Figure record extracts:

— Start —

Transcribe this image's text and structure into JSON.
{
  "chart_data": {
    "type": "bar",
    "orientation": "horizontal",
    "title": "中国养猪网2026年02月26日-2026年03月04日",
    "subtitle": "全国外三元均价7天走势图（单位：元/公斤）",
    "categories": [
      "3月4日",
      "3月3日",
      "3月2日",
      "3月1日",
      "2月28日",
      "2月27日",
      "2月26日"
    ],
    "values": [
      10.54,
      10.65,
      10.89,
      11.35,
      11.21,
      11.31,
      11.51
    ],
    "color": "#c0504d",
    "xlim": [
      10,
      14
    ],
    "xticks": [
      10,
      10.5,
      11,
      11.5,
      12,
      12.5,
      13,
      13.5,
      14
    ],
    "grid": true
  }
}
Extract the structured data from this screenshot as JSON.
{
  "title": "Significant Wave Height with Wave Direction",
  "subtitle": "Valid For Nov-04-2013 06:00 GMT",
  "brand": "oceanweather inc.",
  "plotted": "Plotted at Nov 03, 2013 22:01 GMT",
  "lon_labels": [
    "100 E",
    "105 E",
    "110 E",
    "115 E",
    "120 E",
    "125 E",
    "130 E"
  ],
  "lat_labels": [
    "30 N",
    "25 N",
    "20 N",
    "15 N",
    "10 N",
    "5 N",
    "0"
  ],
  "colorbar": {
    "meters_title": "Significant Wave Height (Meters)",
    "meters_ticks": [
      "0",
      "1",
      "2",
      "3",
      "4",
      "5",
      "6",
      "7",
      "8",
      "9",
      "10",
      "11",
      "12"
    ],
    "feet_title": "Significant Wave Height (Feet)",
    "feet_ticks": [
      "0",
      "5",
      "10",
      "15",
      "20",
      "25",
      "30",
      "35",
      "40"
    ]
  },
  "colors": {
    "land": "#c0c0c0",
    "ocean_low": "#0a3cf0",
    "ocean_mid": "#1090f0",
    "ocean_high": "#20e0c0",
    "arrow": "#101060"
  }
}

— End —

WRITTEN PROBLEM: Which lines above contain "JSON"? Show each of them.

REPLY TO THE EXERCISE:
Transcribe this image's text and structure into JSON.
Extract the structured data from this screenshot as JSON.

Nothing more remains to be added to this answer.